(Excerpts from a figure dataset)
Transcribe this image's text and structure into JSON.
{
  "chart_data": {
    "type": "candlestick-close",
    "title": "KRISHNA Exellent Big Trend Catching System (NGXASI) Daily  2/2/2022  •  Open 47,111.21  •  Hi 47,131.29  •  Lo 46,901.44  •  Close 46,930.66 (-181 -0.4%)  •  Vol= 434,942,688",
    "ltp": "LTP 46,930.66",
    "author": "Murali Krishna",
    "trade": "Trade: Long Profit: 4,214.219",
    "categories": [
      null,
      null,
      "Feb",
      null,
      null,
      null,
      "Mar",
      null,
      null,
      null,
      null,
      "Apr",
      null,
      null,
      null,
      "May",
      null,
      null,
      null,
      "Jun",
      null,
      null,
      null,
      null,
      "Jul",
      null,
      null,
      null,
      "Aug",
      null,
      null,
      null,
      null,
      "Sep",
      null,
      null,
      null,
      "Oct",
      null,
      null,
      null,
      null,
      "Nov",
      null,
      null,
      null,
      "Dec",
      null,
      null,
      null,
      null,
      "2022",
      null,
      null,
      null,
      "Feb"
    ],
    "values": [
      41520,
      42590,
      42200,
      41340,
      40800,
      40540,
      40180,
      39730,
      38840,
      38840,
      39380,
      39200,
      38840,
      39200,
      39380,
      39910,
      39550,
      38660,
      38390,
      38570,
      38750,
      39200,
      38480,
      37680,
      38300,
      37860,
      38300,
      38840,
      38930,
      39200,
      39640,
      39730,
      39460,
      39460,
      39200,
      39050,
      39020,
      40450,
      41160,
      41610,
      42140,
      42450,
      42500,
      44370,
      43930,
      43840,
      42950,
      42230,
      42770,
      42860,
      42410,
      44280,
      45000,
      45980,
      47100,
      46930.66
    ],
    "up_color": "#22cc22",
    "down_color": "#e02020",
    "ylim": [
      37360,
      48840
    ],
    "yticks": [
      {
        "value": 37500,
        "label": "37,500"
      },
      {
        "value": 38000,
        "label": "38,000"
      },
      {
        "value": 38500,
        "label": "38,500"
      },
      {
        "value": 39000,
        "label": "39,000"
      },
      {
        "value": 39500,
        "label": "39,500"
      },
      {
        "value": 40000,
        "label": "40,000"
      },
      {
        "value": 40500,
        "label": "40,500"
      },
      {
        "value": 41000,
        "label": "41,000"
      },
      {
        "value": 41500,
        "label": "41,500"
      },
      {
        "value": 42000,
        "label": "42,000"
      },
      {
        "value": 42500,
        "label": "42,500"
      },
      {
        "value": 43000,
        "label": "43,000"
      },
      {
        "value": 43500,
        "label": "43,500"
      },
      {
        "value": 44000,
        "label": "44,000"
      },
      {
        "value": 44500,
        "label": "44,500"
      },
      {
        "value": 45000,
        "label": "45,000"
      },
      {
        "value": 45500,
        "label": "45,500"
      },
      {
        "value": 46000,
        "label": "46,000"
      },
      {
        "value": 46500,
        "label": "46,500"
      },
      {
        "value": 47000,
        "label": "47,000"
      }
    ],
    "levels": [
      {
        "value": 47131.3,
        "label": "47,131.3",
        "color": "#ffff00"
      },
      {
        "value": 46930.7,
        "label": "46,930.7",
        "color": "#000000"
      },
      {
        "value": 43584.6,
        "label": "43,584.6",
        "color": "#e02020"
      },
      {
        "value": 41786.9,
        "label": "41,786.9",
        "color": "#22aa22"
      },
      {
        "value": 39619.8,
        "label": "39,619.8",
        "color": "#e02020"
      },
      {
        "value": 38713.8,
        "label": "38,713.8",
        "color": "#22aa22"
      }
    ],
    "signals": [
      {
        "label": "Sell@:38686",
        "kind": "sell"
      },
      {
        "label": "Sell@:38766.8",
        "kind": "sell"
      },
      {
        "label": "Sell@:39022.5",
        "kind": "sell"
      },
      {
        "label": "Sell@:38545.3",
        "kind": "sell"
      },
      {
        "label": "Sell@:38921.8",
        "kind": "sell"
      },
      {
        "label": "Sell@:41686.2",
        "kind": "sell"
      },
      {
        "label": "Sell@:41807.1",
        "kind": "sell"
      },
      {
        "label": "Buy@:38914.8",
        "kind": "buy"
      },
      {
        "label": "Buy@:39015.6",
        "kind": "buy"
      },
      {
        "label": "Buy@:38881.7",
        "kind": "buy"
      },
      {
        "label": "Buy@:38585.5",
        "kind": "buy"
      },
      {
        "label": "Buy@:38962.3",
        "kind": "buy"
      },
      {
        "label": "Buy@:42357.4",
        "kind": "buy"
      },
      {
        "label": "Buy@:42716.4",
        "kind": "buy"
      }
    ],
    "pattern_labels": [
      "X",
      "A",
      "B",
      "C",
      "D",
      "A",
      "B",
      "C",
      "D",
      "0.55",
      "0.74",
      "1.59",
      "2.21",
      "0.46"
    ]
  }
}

### Short problem
Copy out every line of the data above, exactly as given.

### Written solution
Transcribe this image's text and structure into JSON.
{
  "chart_data": {
    "type": "candlestick-close",
    "title": "KRISHNA Exellent Big Trend Catching System (NGXASI) Daily  2/2/2022  •  Open 47,111.21  •  Hi 47,131.29  •  Lo 46,901.44  •  Close 46,930.66 (-181 -0.4%)  •  Vol= 434,942,688",
    "ltp": "LTP 46,930.66",
    "author": "Murali Krishna",
    "trade": "Trade: Long Profit: 4,214.219",
    "categories": [
      null,
      null,
      "Feb",
      null,
      null,
      null,
      "Mar",
      null,
      null,
      null,
      null,
      "Apr",
      null,
      null,
      null,
      "May",
      null,
      null,
      null,
      "Jun",
      null,
      null,
      null,
      null,
      "Jul",
      null,
      null,
      null,
      "Aug",
      null,
      null,
      null,
      null,
      "Sep",
      null,
      null,
      null,
      "Oct",
      null,
      null,
      null,
      null,
      "Nov",
      null,
      null,
      null,
      "Dec",
      null,
      null,
      null,
      null,
      "2022",
      null,
      null,
      null,
      "Feb"
    ],
    "values": [
      41520,
      42590,
      42200,
      41340,
      40800,
      40540,
      40180,
      39730,
      38840,
      38840,
      39380,
      39200,
      38840,
      39200,
      39380,
      39910,
      39550,
      38660,
      38390,
      38570,
      38750,
      39200,
      38480,
      37680,
      38300,
      37860,
      38300,
      38840,
      38930,
      39200,
      39640,
      39730,
      39460,
      39460,
      39200,
      39050,
      39020,
      40450,
      41160,
      41610,
      42140,
      42450,
      42500,
      44370,
      43930,
      43840,
      42950,
      42230,
      42770,
      42860,
      42410,
      44280,
      45000,
      45980,
      47100,
      46930.66
    ],
    "up_color": "#22cc22",
    "down_color": "#e02020",
    "ylim": [
      37360,
      48840
    ],
    "yticks": [
      {
        "value": 37500,
        "label": "37,500"
      },
      {
        "value": 38000,
        "label": "38,000"
      },
      {
        "value": 38500,
        "label": "38,500"
      },
      {
        "value": 39000,
        "label": "39,000"
      },
      {
        "value": 39500,
        "label": "39,500"
      },
      {
        "value": 40000,
        "label": "40,000"
      },
      {
        "value": 40500,
        "label": "40,500"
      },
      {
        "value": 41000,
        "label": "41,000"
      },
      {
        "value": 41500,
        "label": "41,500"
      },
      {
        "value": 42000,
        "label": "42,000"
      },
      {
        "value": 42500,
        "label": "42,500"
      },
      {
        "value": 43000,
        "label": "43,000"
      },
      {
        "value": 43500,
        "label": "43,500"
      },
      {
        "value": 44000,
        "label": "44,000"
      },
      {
        "value": 44500,
        "label": "44,500"
      },
      {
        "value": 45000,
        "label": "45,000"
      },
      {
        "value": 45500,
        "label": "45,500"
      },
      {
        "value": 46000,
        "label": "46,000"
      },
      {
        "value": 46500,
        "label": "46,500"
      },
      {
        "value": 47000,
        "label": "47,000"
      }
    ],
    "levels": [
      {
        "value": 47131.3,
        "label": "47,131.3",
        "color": "#ffff00"
      },
      {
        "value": 46930.7,
        "label": "46,930.7",
        "color": "#000000"
      },
      {
        "value": 43584.6,
        "label": "43,584.6",
        "color": "#e02020"
      },
      {
        "value": 41786.9,
        "label": "41,786.9",
        "color": "#22aa22"
      },
      {
        "value": 39619.8,
        "label": "39,619.8",
        "color": "#e02020"
      },
      {
        "value": 38713.8,
        "label": "38,713.8",
        "color": "#22aa22"
      }
    ],
    "signals": [
      {
        "label": "Sell@:38686",
        "kind": "sell"
      },
      {
        "label": "Sell@:38766.8",
        "kind": "sell"
      },
      {
        "label": "Sell@:39022.5",
        "kind": "sell"
      },
      {
        "label": "Sell@:38545.3",
        "kind": "sell"
      },
      {
        "label": "Sell@:38921.8",
        "kind": "sell"
      },
      {
        "label": "Sell@:41686.2",
        "kind": "sell"
      },
      {
        "label": "Sell@:41807.1",
        "kind": "sell"
      },
      {
        "label": "Buy@:38914.8",
        "kind": "buy"
      },
      {
        "label": "Buy@:39015.6",
        "kind": "buy"
      },
      {
        "label": "Buy@:38881.7",
        "kind": "buy"
      },
      {
        "label": "Buy@:38585.5",
        "kind": "buy"
      },
      {
        "label": "Buy@:38962.3",
        "kind": "buy"
      },
      {
        "label": "Buy@:42357.4",
        "kind": "buy"
      },
      {
        "label": "Buy@:42716.4",
        "kind": "buy"
      }
    ],
    "pattern_labels": [
      "X",
      "A",
      "B",
      "C",
      "D",
      "A",
      "B",
      "C",
      "D",
      "0.55",
      "0.74",
      "1.59",
      "2.21",
      "0.46"
    ]
  }
}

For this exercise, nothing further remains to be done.